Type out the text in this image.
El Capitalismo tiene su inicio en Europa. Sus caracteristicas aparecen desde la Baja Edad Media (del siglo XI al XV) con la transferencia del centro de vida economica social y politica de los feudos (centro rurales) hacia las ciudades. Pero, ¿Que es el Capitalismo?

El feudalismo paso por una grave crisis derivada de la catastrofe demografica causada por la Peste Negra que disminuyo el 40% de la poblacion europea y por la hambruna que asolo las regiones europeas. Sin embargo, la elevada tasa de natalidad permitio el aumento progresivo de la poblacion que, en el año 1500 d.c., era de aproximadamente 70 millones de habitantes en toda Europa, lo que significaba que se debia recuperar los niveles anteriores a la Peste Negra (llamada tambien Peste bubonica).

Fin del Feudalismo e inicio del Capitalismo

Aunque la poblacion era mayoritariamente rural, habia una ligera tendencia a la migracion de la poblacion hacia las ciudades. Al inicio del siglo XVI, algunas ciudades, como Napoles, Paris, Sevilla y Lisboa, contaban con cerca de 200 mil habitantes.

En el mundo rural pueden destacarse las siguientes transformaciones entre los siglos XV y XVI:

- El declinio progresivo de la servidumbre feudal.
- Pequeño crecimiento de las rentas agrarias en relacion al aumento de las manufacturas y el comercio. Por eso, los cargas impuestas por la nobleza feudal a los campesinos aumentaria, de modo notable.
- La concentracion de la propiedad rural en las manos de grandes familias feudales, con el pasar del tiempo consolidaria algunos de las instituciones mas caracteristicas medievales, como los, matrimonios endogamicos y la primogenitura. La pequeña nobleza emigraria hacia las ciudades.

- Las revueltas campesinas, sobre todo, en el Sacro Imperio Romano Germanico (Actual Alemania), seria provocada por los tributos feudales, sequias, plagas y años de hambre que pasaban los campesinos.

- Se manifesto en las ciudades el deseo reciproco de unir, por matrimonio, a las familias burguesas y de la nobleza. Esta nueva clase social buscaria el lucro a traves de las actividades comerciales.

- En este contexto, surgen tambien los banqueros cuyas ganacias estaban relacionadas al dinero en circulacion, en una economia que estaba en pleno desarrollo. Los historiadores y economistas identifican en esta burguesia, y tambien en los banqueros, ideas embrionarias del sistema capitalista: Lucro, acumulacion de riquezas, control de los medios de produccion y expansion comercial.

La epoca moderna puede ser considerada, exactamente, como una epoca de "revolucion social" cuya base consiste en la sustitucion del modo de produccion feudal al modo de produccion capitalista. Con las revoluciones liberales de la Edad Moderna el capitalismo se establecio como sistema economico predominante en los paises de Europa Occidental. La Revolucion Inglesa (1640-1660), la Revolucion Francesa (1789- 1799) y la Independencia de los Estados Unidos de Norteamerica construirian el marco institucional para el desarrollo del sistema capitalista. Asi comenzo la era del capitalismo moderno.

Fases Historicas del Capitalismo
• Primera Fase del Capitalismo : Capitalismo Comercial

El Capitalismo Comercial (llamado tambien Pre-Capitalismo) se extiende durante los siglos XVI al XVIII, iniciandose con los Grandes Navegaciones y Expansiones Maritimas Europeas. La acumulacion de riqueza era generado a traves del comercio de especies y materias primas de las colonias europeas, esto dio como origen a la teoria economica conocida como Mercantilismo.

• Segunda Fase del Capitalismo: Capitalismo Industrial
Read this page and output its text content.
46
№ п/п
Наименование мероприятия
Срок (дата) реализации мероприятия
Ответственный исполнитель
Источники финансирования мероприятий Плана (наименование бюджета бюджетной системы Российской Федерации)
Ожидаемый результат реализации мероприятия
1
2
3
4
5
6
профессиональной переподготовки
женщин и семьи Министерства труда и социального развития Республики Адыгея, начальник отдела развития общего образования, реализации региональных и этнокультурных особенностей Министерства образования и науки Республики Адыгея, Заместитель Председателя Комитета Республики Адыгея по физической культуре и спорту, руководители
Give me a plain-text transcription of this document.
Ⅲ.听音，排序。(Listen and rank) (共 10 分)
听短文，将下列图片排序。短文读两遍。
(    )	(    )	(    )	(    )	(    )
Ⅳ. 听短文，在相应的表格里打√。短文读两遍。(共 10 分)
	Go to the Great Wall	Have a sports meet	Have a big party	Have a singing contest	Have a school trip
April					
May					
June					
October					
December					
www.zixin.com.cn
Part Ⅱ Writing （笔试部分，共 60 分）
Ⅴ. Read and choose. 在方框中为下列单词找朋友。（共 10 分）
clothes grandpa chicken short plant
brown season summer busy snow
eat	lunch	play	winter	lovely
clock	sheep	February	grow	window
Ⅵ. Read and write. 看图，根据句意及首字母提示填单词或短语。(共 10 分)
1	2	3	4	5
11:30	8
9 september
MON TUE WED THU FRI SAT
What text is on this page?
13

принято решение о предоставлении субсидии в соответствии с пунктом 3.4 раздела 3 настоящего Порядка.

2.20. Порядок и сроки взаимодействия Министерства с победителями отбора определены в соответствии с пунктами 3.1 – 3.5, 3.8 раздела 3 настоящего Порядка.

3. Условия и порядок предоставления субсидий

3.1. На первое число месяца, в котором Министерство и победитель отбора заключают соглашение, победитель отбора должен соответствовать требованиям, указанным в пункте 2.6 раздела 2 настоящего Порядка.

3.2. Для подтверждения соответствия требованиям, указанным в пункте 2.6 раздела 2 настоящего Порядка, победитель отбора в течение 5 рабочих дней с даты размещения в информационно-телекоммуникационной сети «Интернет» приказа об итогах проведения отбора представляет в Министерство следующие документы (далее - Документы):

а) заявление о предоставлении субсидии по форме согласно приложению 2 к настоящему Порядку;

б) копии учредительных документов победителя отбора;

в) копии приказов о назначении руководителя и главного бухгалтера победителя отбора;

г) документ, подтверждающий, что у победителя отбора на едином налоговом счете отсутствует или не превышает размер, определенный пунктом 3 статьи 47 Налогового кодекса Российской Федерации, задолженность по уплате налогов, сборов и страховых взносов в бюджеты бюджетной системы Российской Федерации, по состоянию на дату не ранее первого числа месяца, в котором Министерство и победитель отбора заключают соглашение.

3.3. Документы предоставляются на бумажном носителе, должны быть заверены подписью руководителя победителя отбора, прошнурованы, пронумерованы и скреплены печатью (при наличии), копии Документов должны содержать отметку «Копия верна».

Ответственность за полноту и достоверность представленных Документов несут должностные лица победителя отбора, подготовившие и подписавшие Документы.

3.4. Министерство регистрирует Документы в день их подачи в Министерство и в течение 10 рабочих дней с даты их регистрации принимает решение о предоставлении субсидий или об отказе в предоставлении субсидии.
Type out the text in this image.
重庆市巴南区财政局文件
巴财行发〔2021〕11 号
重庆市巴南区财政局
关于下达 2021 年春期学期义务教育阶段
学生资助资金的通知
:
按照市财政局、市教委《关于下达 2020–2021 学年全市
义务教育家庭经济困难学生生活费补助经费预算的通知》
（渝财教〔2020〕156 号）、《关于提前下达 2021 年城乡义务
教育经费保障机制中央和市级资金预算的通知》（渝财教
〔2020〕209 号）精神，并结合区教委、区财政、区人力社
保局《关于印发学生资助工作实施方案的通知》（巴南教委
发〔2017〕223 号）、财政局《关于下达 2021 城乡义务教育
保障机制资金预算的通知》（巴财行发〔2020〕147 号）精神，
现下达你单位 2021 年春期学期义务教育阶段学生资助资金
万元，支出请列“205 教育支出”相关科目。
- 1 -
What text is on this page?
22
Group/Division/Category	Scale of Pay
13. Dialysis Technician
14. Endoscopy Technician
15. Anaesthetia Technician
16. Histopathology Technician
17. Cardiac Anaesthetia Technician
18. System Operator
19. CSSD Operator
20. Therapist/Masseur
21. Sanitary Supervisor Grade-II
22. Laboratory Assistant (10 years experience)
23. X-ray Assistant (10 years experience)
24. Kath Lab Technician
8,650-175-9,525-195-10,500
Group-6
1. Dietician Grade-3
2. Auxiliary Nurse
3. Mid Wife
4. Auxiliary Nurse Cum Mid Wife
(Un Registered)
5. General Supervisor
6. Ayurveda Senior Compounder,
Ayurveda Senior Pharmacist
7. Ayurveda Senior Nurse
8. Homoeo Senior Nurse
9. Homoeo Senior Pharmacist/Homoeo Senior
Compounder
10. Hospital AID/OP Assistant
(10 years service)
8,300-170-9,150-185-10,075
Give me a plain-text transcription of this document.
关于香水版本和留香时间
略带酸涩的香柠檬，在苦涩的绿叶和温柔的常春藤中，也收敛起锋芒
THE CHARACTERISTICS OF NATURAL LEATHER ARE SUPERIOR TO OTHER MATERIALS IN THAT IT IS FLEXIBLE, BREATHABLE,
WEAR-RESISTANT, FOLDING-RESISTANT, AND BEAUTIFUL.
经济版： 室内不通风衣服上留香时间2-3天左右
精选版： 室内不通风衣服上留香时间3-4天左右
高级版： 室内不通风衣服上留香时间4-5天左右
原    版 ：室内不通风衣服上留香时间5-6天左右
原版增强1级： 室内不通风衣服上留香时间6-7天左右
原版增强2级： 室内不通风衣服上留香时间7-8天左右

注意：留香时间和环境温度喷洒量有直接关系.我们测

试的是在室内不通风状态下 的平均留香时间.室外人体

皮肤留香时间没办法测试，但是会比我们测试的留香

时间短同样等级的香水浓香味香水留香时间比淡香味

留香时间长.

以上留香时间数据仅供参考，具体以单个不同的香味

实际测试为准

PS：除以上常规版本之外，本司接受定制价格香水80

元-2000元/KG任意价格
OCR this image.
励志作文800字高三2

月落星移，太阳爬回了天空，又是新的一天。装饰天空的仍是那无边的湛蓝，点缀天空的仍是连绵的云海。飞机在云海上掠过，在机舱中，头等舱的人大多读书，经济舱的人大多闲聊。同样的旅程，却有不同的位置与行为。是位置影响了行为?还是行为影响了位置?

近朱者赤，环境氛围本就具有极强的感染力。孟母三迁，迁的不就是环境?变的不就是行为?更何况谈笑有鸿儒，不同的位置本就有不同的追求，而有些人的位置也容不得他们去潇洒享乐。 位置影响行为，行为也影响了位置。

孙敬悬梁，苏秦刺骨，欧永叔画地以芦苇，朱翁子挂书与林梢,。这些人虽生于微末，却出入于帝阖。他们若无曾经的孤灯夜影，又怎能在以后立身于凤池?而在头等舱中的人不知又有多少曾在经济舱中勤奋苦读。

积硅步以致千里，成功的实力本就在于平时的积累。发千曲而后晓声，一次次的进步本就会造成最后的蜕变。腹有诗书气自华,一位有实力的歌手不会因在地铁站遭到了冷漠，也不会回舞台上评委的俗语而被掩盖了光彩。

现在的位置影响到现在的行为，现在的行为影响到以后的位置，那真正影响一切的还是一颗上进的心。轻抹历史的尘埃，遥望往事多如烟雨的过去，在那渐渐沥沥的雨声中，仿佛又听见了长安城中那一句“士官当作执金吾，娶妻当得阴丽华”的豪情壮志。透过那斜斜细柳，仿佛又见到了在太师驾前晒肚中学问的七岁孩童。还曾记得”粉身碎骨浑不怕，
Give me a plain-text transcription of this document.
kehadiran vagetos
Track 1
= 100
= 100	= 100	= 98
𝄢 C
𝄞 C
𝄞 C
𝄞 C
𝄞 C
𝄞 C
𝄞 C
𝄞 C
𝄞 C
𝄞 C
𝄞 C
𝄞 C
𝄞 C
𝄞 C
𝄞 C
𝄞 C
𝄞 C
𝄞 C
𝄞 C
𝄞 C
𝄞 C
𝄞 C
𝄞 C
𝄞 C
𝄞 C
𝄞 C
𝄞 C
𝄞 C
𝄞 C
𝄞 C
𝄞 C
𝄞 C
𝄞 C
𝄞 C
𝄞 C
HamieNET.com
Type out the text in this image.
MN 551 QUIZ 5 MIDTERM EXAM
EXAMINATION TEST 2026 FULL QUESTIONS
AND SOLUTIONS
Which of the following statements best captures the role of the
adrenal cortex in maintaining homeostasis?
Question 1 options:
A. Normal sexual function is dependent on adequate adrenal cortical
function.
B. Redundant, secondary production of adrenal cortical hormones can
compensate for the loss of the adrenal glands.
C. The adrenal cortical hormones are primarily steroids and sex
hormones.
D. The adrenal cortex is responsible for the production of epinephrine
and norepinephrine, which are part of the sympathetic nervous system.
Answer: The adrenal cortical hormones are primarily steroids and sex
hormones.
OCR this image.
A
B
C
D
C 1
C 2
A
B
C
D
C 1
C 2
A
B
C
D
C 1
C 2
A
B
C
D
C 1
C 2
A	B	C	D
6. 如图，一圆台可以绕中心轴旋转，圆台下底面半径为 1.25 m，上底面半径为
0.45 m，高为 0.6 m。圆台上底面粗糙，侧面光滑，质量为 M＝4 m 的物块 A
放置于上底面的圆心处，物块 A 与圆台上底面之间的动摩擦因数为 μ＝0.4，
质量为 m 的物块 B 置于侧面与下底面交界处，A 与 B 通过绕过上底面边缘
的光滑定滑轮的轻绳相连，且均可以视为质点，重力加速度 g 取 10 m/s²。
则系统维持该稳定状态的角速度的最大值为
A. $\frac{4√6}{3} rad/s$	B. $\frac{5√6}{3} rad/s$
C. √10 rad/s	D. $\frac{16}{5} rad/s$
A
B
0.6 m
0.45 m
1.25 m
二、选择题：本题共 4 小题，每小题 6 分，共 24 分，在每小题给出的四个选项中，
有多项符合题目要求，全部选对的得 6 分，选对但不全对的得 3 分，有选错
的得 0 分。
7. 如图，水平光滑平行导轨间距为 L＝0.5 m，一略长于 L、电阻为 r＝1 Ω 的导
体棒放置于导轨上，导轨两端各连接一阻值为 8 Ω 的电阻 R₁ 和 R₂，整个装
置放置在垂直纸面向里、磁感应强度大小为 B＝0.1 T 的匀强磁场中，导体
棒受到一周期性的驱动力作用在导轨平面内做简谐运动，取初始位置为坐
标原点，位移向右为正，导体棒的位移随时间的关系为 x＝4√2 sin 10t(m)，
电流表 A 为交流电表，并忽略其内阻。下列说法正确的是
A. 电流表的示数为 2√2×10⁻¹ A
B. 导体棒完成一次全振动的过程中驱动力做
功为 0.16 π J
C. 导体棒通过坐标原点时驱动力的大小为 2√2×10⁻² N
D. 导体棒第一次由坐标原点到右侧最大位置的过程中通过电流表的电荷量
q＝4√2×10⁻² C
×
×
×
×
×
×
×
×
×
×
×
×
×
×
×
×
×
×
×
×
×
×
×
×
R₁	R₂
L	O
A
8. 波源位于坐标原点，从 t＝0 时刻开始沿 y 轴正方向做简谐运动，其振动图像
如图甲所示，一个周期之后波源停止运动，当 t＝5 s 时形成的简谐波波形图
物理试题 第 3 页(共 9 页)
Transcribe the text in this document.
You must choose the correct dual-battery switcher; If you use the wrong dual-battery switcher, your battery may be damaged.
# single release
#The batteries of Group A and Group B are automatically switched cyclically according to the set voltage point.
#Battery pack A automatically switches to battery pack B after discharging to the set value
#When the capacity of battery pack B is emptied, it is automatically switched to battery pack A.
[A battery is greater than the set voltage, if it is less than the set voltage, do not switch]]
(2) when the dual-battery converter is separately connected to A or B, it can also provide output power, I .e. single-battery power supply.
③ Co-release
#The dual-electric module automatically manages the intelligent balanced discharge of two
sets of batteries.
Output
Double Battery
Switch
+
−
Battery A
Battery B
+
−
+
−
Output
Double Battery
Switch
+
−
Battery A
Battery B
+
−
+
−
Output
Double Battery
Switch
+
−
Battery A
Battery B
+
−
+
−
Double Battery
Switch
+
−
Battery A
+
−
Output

════════

Search the records for the word "Auxiliary" and copy every line where it occurs.

Output for this task >>
2. Auxiliary Nurse
4. Auxiliary Nurse Cum Mid Wife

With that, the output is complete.